═══ Material for this task ═══
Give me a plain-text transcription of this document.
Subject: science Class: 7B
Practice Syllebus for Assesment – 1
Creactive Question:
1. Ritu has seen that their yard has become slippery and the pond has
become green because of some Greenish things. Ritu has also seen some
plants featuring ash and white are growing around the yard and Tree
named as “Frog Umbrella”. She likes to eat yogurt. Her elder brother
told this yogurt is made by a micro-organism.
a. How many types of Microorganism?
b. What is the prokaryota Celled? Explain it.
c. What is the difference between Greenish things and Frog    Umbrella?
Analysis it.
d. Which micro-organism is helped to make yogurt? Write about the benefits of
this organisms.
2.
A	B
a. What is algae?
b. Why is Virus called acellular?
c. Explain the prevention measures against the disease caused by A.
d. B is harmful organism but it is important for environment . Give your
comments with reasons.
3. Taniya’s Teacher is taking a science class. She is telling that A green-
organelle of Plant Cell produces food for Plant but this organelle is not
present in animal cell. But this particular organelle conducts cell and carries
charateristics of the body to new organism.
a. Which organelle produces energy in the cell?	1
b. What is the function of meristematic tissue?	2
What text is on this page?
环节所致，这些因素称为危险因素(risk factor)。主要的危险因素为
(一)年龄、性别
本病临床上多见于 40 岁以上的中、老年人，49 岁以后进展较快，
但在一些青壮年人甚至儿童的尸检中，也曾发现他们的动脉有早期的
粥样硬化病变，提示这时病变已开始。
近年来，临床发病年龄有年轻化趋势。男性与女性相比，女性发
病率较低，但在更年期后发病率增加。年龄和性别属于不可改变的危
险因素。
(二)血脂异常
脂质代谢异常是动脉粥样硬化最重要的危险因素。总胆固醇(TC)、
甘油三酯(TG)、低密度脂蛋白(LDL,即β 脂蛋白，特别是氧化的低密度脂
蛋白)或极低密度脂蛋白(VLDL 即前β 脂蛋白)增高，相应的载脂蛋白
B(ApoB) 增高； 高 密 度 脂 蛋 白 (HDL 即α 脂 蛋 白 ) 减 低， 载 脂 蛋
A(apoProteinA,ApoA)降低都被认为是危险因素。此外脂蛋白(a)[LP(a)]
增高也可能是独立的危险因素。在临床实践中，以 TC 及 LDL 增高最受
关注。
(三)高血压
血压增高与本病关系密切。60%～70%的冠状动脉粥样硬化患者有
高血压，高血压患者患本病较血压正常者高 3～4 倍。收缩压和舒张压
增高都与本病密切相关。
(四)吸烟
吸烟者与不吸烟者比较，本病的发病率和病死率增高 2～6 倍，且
═══
Work to complete:
Output the complete data exactly as written.

Solution for this exercise:
Give me a plain-text transcription of this document.
Subject: science Class: 7B
Practice Syllebus for Assesment – 1
Creactive Question:
1. Ritu has seen that their yard has become slippery and the pond has
become green because of some Greenish things. Ritu has also seen some
plants featuring ash and white are growing around the yard and Tree
named as “Frog Umbrella”. She likes to eat yogurt. Her elder brother
told this yogurt is made by a micro-organism.
a. How many types of Microorganism?
b. What is the prokaryota Celled? Explain it.
c. What is the difference between Greenish things and Frog    Umbrella?
Analysis it.
d. Which micro-organism is helped to make yogurt? Write about the benefits of
this organisms.
2.
A	B
a. What is algae?
b. Why is Virus called acellular?
c. Explain the prevention measures against the disease caused by A.
d. B is harmful organism but it is important for environment . Give your
comments with reasons.
3. Taniya’s Teacher is taking a science class. She is telling that A green-
organelle of Plant Cell produces food for Plant but this organelle is not
present in animal cell. But this particular organelle conducts cell and carries
charateristics of the body to new organism.
a. Which organelle produces energy in the cell?	1
b. What is the function of meristematic tissue?	2
What text is on this page?
环节所致，这些因素称为危险因素(risk factor)。主要的危险因素为
(一)年龄、性别
本病临床上多见于 40 岁以上的中、老年人，49 岁以后进展较快，
但在一些青壮年人甚至儿童的尸检中，也曾发现他们的动脉有早期的
粥样硬化病变，提示这时病变已开始。
近年来，临床发病年龄有年轻化趋势。男性与女性相比，女性发
病率较低，但在更年期后发病率增加。年龄和性别属于不可改变的危
险因素。
(二)血脂异常
脂质代谢异常是动脉粥样硬化最重要的危险因素。总胆固醇(TC)、
甘油三酯(TG)、低密度脂蛋白(LDL,即β 脂蛋白，特别是氧化的低密度脂
蛋白)或极低密度脂蛋白(VLDL 即前β 脂蛋白)增高，相应的载脂蛋白
B(ApoB) 增高； 高 密 度 脂 蛋 白 (HDL 即α 脂 蛋 白 ) 减 低， 载 脂 蛋
A(apoProteinA,ApoA)降低都被认为是危险因素。此外脂蛋白(a)[LP(a)]
增高也可能是独立的危险因素。在临床实践中，以 TC 及 LDL 增高最受
关注。
(三)高血压
血压增高与本病关系密切。60%～70%的冠状动脉粥样硬化患者有
高血压，高血压患者患本病较血压正常者高 3～4 倍。收缩压和舒张压
增高都与本病密切相关。
(四)吸烟
吸烟者与不吸烟者比较，本病的发病率和病死率增高 2～6 倍，且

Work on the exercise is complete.